*WORK REQUIRED*.
Copy the items verbatim, from the first line through the line containing "svg-text:1: 1 <box>1119 411 1150 474</box>".

*EXERCISE INPUT*.
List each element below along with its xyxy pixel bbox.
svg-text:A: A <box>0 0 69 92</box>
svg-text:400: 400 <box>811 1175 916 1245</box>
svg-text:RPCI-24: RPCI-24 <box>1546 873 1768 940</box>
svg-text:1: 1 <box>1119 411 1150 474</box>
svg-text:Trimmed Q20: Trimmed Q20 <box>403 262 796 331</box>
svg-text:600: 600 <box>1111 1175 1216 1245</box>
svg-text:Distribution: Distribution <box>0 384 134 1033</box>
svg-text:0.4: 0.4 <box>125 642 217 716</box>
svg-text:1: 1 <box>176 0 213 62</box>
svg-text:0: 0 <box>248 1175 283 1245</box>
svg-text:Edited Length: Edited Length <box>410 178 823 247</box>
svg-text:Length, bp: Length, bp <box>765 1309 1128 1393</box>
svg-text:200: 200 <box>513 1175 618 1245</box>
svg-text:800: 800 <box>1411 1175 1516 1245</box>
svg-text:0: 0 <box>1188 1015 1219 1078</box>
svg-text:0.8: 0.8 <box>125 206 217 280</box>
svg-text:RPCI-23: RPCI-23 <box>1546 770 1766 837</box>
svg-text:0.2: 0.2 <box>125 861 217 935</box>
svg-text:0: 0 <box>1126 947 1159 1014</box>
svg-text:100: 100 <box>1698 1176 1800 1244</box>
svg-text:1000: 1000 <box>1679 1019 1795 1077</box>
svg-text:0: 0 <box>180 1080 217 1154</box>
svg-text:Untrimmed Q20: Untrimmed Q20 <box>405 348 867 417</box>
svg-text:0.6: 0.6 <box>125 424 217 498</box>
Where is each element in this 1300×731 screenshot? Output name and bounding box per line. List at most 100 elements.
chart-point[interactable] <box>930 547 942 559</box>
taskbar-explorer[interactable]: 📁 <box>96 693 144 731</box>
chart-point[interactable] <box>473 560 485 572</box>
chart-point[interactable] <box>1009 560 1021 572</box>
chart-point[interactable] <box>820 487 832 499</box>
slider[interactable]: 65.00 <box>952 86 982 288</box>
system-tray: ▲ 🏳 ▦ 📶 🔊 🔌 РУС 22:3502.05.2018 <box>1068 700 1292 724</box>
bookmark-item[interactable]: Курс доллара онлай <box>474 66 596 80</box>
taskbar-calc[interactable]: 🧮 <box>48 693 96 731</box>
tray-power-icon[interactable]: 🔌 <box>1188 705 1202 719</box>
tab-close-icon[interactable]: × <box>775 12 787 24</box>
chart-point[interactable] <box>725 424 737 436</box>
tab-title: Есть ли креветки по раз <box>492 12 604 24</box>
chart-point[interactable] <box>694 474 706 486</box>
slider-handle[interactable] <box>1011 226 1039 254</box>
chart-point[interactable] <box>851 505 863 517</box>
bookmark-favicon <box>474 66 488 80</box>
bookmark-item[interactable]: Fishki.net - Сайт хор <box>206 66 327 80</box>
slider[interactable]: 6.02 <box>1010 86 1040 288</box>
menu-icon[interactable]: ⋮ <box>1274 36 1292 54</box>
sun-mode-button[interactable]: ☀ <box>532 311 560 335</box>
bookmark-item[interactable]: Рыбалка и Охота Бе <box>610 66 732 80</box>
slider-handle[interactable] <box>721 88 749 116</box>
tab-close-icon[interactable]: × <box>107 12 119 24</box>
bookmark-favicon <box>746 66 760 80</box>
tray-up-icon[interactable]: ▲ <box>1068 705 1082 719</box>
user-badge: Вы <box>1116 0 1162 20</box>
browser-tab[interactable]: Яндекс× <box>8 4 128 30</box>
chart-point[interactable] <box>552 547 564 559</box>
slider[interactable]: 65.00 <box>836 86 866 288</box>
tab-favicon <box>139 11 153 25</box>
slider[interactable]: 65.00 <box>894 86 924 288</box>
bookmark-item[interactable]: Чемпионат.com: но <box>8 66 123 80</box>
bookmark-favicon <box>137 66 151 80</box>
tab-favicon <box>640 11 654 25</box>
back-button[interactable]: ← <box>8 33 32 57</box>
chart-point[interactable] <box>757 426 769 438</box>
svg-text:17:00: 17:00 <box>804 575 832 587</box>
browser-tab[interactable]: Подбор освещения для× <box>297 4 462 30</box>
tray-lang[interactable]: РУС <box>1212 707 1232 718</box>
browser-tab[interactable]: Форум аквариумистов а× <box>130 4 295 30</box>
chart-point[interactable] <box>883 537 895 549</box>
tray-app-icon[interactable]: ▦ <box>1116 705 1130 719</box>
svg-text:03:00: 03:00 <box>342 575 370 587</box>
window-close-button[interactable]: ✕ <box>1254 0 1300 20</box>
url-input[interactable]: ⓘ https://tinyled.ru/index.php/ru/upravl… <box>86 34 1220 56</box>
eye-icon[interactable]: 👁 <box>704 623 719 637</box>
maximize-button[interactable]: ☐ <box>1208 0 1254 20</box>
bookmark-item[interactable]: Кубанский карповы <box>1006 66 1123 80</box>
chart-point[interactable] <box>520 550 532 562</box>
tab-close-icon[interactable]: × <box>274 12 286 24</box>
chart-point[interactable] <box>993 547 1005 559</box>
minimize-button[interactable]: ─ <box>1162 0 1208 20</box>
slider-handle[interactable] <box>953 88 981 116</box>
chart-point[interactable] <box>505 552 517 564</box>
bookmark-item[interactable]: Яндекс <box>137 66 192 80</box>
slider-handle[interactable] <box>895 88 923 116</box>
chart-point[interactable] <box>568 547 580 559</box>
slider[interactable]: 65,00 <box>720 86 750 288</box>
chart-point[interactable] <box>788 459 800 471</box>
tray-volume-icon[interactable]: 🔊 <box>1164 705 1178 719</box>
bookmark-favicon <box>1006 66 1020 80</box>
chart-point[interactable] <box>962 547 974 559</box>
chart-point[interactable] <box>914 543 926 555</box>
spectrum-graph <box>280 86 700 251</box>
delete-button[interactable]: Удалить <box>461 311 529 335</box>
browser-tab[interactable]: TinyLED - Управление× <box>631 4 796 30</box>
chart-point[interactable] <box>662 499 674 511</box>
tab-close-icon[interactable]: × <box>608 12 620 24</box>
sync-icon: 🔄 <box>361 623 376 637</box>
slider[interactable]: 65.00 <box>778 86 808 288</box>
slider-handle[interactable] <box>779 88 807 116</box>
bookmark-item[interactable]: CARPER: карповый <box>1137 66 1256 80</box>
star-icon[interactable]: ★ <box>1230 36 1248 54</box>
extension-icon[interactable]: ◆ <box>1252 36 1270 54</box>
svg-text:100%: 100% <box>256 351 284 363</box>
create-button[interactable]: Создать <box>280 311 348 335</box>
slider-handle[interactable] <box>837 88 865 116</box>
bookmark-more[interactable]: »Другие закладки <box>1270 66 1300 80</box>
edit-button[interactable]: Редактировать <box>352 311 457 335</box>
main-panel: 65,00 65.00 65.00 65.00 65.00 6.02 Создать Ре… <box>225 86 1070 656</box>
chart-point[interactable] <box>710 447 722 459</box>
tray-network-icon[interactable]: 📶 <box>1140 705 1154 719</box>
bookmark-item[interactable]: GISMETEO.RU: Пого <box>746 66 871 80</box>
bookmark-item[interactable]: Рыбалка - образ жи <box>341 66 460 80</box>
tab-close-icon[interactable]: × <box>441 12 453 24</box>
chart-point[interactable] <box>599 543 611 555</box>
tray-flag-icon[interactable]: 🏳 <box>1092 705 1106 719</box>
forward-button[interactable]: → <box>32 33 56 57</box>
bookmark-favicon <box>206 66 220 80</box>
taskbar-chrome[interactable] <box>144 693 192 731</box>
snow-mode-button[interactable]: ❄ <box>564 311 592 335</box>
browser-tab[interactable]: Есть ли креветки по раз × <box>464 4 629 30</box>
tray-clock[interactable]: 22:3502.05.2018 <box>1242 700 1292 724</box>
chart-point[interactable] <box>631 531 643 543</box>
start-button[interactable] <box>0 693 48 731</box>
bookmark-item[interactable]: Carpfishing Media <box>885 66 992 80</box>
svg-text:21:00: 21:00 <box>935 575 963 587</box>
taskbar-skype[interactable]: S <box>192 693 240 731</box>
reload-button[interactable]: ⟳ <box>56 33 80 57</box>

*TASK RESULT*.
List each element below along with its xyxy pixel bbox.
svg-text:A: A <box>0 0 69 92</box>
svg-text:400: 400 <box>811 1175 916 1245</box>
svg-text:RPCI-24: RPCI-24 <box>1546 873 1768 940</box>
svg-text:1: 1 <box>1119 411 1150 474</box>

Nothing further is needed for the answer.